Your instructions
In the rows from the start up to and including the line with "distance: 750.0 미터 [528,909,715,952]", replace "star-empty-icon" with "star-outline-icon" and repeat those lines with nothing else changed.

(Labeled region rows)
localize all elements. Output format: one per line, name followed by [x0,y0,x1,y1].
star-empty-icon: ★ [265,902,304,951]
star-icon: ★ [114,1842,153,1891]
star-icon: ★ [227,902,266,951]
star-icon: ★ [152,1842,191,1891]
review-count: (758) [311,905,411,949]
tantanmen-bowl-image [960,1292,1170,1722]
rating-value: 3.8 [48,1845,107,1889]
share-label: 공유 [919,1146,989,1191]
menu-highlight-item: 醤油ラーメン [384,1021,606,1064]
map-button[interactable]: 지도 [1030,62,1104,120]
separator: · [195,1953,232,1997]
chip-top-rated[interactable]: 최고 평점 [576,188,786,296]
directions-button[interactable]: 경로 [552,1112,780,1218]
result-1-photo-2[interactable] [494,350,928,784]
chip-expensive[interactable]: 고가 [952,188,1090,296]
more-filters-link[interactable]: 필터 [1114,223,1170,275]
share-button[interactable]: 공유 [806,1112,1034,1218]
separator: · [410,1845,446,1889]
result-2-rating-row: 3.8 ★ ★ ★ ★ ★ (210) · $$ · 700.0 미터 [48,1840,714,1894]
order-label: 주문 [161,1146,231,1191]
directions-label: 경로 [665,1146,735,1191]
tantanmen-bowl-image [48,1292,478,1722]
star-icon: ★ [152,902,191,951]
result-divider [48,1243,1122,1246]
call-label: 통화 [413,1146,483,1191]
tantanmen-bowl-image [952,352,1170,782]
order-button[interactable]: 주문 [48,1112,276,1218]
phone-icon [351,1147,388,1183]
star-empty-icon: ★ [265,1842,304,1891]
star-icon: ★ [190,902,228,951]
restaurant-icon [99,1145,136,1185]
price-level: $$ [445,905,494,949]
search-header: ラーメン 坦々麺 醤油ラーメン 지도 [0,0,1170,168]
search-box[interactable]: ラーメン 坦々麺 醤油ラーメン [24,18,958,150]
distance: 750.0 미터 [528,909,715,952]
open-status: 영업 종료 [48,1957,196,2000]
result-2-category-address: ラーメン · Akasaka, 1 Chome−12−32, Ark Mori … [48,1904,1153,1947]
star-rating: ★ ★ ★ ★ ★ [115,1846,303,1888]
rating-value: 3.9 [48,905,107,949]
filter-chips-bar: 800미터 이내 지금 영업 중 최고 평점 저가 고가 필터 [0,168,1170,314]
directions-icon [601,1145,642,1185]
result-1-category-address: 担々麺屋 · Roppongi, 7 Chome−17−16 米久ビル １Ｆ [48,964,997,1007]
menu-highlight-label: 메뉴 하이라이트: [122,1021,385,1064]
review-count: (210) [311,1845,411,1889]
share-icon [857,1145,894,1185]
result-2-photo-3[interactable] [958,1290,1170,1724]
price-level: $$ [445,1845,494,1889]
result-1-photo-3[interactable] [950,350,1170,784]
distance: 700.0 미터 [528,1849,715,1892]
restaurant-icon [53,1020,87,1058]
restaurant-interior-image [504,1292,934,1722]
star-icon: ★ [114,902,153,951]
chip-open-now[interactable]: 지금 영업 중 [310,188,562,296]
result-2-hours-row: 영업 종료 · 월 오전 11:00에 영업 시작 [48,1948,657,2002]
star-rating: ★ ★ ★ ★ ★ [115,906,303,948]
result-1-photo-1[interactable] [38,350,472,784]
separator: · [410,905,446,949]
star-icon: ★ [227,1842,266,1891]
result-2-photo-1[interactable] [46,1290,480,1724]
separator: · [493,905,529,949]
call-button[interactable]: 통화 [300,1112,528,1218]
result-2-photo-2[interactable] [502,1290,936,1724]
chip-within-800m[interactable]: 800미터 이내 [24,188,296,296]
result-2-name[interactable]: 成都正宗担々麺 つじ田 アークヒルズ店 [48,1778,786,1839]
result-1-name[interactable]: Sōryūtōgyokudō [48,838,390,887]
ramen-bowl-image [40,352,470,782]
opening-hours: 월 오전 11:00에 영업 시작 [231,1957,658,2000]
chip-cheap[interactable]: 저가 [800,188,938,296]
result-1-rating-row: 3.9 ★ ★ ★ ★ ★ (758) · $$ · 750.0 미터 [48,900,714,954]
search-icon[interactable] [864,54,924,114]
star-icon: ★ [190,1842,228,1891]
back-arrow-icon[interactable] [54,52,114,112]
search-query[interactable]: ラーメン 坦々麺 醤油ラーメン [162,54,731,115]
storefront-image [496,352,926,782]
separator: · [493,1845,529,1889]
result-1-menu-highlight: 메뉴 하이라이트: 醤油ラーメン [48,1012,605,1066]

Answer to this problem
localize all elements. Output format: one per line, name followed by [x0,y0,x1,y1].
star-outline-icon: ★ [265,902,304,951]
star-icon: ★ [114,1842,153,1891]
star-icon: ★ [227,902,266,951]
star-icon: ★ [152,1842,191,1891]
review-count: (758) [311,905,411,949]
tantanmen-bowl-image [960,1292,1170,1722]
rating-value: 3.8 [48,1845,107,1889]
share-label: 공유 [919,1146,989,1191]
menu-highlight-item: 醤油ラーメン [384,1021,606,1064]
map-button[interactable]: 지도 [1030,62,1104,120]
separator: · [195,1953,232,1997]
chip-top-rated[interactable]: 최고 평점 [576,188,786,296]
directions-button[interactable]: 경로 [552,1112,780,1218]
result-1-photo-2[interactable] [494,350,928,784]
chip-expensive[interactable]: 고가 [952,188,1090,296]
more-filters-link[interactable]: 필터 [1114,223,1170,275]
share-button[interactable]: 공유 [806,1112,1034,1218]
separator: · [410,1845,446,1889]
result-2-rating-row: 3.8 ★ ★ ★ ★ ★ (210) · $$ · 700.0 미터 [48,1840,714,1894]
order-label: 주문 [161,1146,231,1191]
directions-label: 경로 [665,1146,735,1191]
tantanmen-bowl-image [48,1292,478,1722]
star-icon: ★ [152,902,191,951]
result-divider [48,1243,1122,1246]
call-label: 통화 [413,1146,483,1191]
tantanmen-bowl-image [952,352,1170,782]
order-button[interactable]: 주문 [48,1112,276,1218]
phone-icon [351,1147,388,1183]
star-outline-icon: ★ [265,1842,304,1891]
star-icon: ★ [190,902,228,951]
restaurant-icon [99,1145,136,1185]
price-level: $$ [445,905,494,949]
search-header: ラーメン 坦々麺 醤油ラーメン 지도 [0,0,1170,168]
search-box[interactable]: ラーメン 坦々麺 醤油ラーメン [24,18,958,150]
distance: 750.0 미터 [528,909,715,952]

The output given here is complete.